Work instructions: I need every line that includes the word "basala" copied from the material.
══════
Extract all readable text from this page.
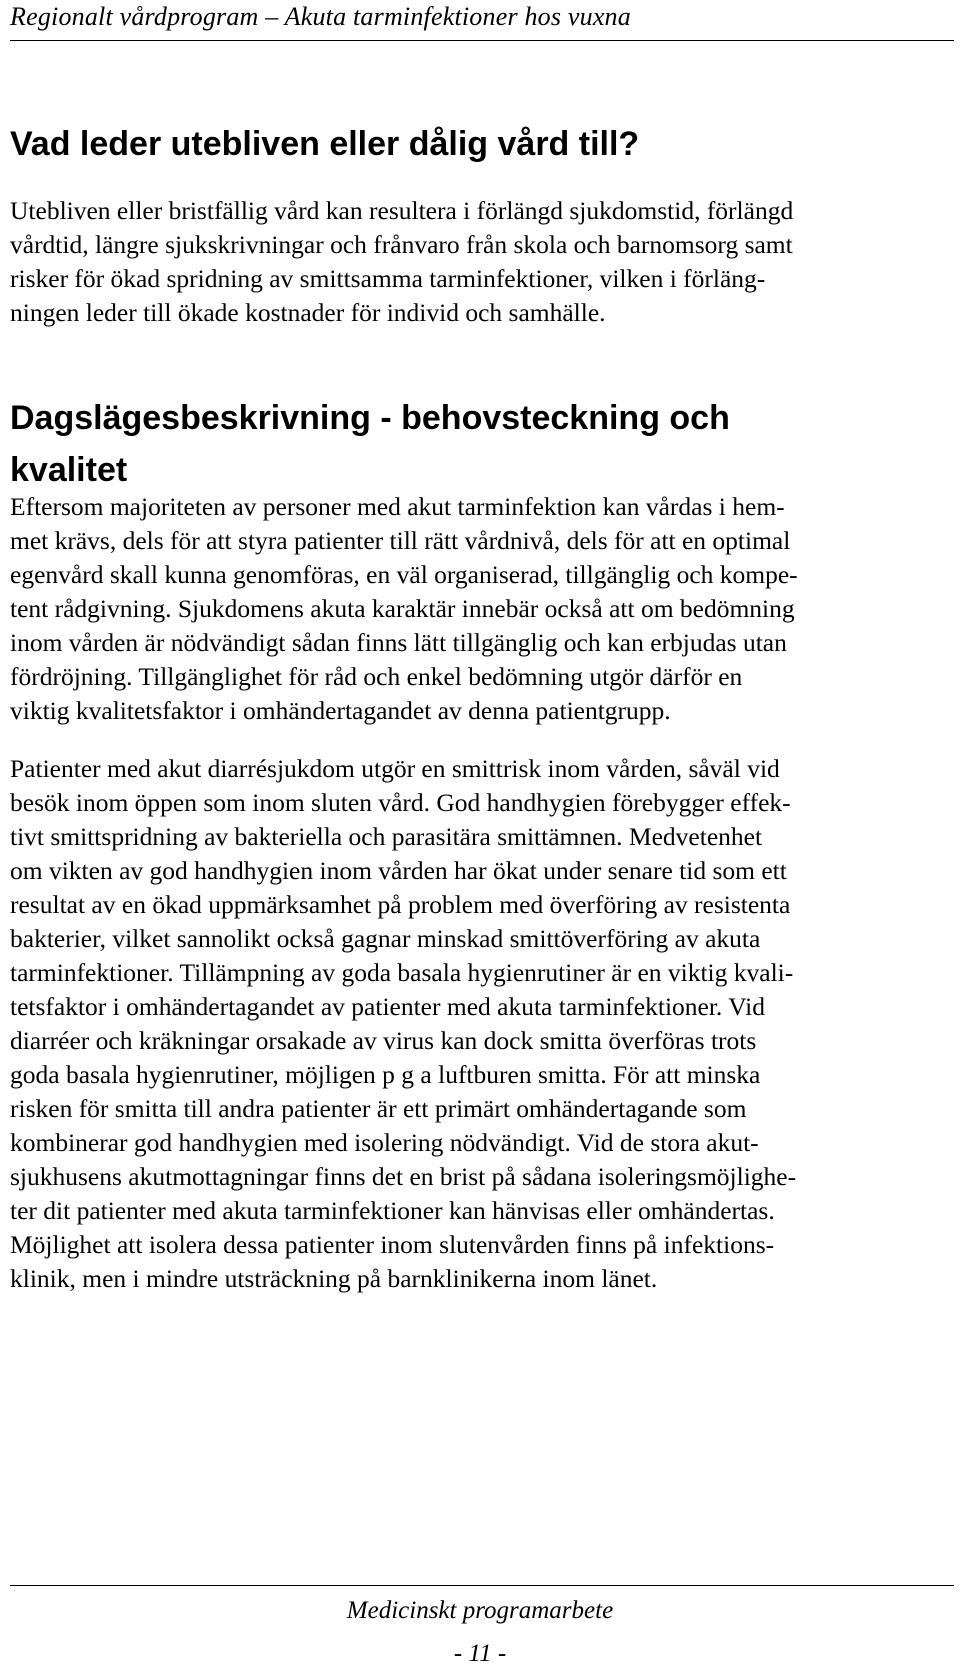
Regionalt vårdprogram – Akuta tarminfektioner hos vuxna
Vad leder utebliven eller dålig vård till?

Utebliven eller bristfällig vård kan resultera i förlängd sjukdomstid, förlängd
vårdtid, längre sjukskrivningar och frånvaro från skola och barnomsorg samt
risker för ökad spridning av smittsamma tarminfektioner, vilken i förläng-
ningen leder till ökade kostnader för individ och samhälle.

Dagslägesbeskrivning - behovsteckning och
kvalitet

Eftersom majoriteten av personer med akut tarminfektion kan vårdas i hem-
met krävs, dels för att styra patienter till rätt vårdnivå, dels för att en optimal
egenvård skall kunna genomföras, en väl organiserad, tillgänglig och kompe-
tent rådgivning. Sjukdomens akuta karaktär innebär också att om bedömning
inom vården är nödvändigt sådan finns lätt tillgänglig och kan erbjudas utan
fördröjning. Tillgänglighet för råd och enkel bedömning utgör därför en
viktig kvalitetsfaktor i omhändertagandet av denna patientgrupp.

Patienter med akut diarrésjukdom utgör en smittrisk inom vården, såväl vid
besök inom öppen som inom sluten vård. God handhygien förebygger effek-
tivt smittspridning av bakteriella och parasitära smittämnen. Medvetenhet
om vikten av god handhygien inom vården har ökat under senare tid som ett
resultat av en ökad uppmärksamhet på problem med överföring av resistenta
bakterier, vilket sannolikt också gagnar minskad smittöverföring av akuta
tarminfektioner. Tillämpning av goda basala hygienrutiner är en viktig kvali-
tetsfaktor i omhändertagandet av patienter med akuta tarminfektioner. Vid
diarréer och kräkningar orsakade av virus kan dock smitta överföras trots
goda basala hygienrutiner, möjligen p g a luftburen smitta. För att minska
risken för smitta till andra patienter är ett primärt omhändertagande som
kombinerar god handhygien med isolering nödvändigt. Vid de stora akut-
sjukhusens akutmottagningar finns det en brist på sådana isoleringsmöjlighe-
ter dit patienter med akuta tarminfektioner kan hänvisas eller omhändertas.
Möjlighet att isolera dessa patienter inom slutenvården finns på infektions-
klinik, men i mindre utsträckning på barnklinikerna inom länet.

Medicinskt programarbete
- 11 -
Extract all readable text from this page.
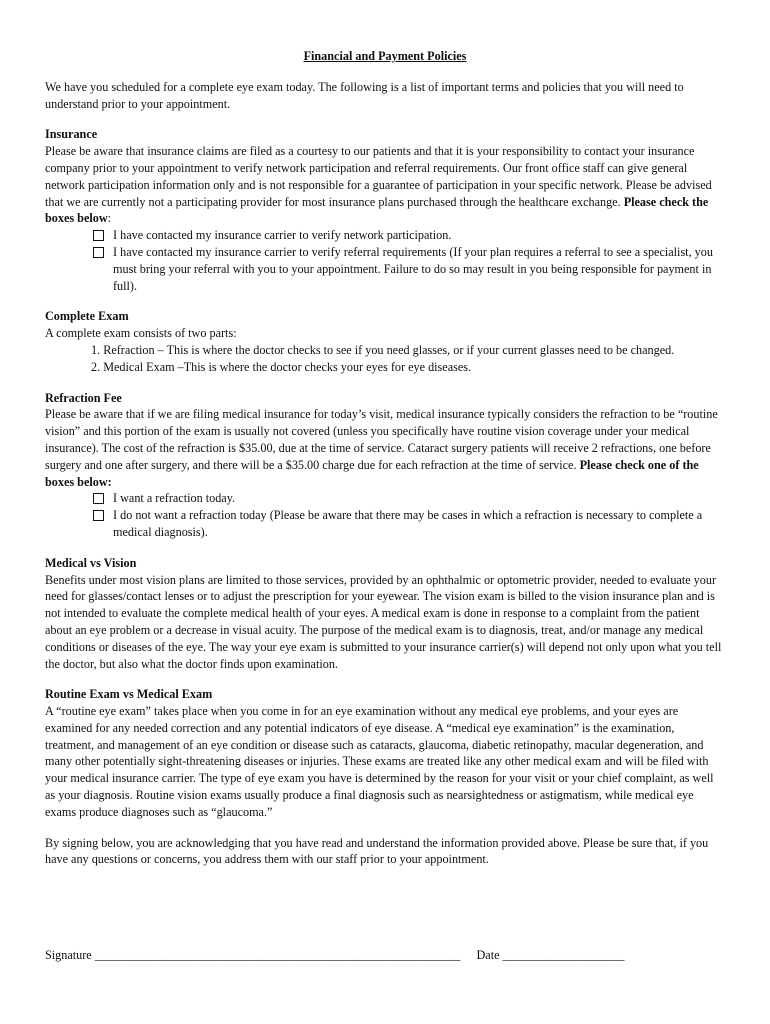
Financial and Payment Policies

We have you scheduled for a complete eye exam today. The following is a list of important terms and policies that you will need to understand prior to your appointment.

Insurance

Please be aware that insurance claims are filed as a courtesy to our patients and that it is your responsibility to contact your insurance company prior to your appointment to verify network participation and referral requirements. Our front office staff can give general network participation information only and is not responsible for a guarantee of participation in your specific network. Please be advised that we are currently not a participating provider for most insurance plans purchased through the healthcare exchange. Please check the boxes below:

I have contacted my insurance carrier to verify network participation.
I have contacted my insurance carrier to verify referral requirements (If your plan requires a referral to see a specialist, you must bring your referral with you to your appointment. Failure to do so may result in you being responsible for payment in full).

Complete Exam

A complete exam consists of two parts:

1. Refraction – This is where the doctor checks to see if you need glasses, or if your current glasses need to be changed.

2. Medical Exam –This is where the doctor checks your eyes for eye diseases.

Refraction Fee

Please be aware that if we are filing medical insurance for today’s visit, medical insurance typically considers the refraction to be “routine vision” and this portion of the exam is usually not covered (unless you specifically have routine vision coverage under your medical insurance). The cost of the refraction is $35.00, due at the time of service. Cataract surgery patients will receive 2 refractions, one before surgery and one after surgery, and there will be a $35.00 charge due for each refraction at the time of service. Please check one of the boxes below:

I want a refraction today.
I do not want a refraction today (Please be aware that there may be cases in which a refraction is necessary to complete a medical diagnosis).

Medical vs Vision

Benefits under most vision plans are limited to those services, provided by an ophthalmic or optometric provider, needed to evaluate your need for glasses/contact lenses or to adjust the prescription for your eyewear. The vision exam is billed to the vision insurance plan and is not intended to evaluate the complete medical health of your eyes. A medical exam is done in response to a complaint from the patient about an eye problem or a decrease in visual acuity. The purpose of the medical exam is to diagnosis, treat, and/or manage any medical conditions or diseases of the eye. The way your eye exam is submitted to your insurance carrier(s) will depend not only upon what you tell the doctor, but also what the doctor finds upon examination.

Routine Exam vs Medical Exam

A “routine eye exam” takes place when you come in for an eye examination without any medical eye problems, and your eyes are examined for any needed correction and any potential indicators of eye disease. A “medical eye examination” is the examination, treatment, and management of an eye condition or disease such as cataracts, glaucoma, diabetic retinopathy, macular degeneration, and many other potentially sight-threatening diseases or injuries. These exams are treated like any other medical exam and will be filed with your medical insurance carrier. The type of eye exam you have is determined by the reason for your visit or your chief complaint, as well as your diagnosis. Routine vision exams usually produce a final diagnosis such as nearsightedness or astigmatism, while medical eye exams produce diagnoses such as “glaucoma.”

By signing below, you are acknowledging that you have read and understand the information provided above. Please be sure that, if you have any questions or concerns, you address them with our staff prior to your appointment.

Signature ____________________________________________________________ Date ____________________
══════
Exercise answer:
tarminfektioner. Tillämpning av goda basala hygienrutiner är en viktig kvali-
goda basala hygienrutiner, möjligen p g a luftburen smitta. För att minska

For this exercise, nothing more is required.